[START Provided entries]

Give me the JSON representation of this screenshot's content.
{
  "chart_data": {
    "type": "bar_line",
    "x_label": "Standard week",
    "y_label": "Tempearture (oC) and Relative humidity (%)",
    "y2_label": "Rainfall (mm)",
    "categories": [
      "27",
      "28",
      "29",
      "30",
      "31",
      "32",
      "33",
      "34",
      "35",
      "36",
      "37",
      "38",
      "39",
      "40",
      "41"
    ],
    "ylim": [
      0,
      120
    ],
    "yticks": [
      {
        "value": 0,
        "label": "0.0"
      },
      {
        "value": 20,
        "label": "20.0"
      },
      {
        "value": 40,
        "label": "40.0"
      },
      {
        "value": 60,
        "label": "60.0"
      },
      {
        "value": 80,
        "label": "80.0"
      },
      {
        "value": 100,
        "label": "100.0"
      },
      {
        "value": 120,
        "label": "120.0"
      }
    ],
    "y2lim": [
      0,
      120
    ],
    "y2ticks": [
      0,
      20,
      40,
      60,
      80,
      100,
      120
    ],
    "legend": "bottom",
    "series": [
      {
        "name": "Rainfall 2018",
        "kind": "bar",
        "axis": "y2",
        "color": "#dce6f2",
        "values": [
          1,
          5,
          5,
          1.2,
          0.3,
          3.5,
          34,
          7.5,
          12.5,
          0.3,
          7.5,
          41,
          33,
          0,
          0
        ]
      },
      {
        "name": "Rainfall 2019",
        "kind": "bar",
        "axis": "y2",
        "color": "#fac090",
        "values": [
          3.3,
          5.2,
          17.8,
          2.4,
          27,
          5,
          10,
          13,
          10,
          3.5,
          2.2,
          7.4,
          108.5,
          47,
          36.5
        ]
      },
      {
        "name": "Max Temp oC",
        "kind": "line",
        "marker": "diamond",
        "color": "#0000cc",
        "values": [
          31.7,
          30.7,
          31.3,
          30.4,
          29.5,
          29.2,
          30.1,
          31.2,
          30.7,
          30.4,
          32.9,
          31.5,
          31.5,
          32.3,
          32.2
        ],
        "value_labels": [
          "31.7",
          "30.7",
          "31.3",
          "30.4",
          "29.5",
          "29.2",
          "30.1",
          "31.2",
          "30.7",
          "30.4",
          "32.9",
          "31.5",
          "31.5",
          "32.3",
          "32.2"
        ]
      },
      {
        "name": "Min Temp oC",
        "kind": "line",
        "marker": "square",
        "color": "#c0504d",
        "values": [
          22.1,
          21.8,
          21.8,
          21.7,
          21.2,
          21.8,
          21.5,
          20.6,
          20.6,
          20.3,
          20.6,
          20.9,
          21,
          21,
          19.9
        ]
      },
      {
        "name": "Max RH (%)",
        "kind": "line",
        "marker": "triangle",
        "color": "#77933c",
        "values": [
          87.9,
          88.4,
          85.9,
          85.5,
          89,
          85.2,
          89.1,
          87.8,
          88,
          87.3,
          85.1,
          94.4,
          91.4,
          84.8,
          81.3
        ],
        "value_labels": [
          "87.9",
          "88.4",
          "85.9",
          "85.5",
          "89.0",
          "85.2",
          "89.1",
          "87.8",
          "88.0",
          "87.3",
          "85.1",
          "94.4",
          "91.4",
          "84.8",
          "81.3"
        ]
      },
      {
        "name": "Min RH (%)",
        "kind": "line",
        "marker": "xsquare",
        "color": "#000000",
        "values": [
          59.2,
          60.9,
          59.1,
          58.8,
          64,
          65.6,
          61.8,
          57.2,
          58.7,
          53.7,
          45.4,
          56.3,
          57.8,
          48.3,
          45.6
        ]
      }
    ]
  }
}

[END Provided entries]

Objective
Tally how many lines of the material contain the word "name". The answer must be the number and nothing else.

Result of the task
6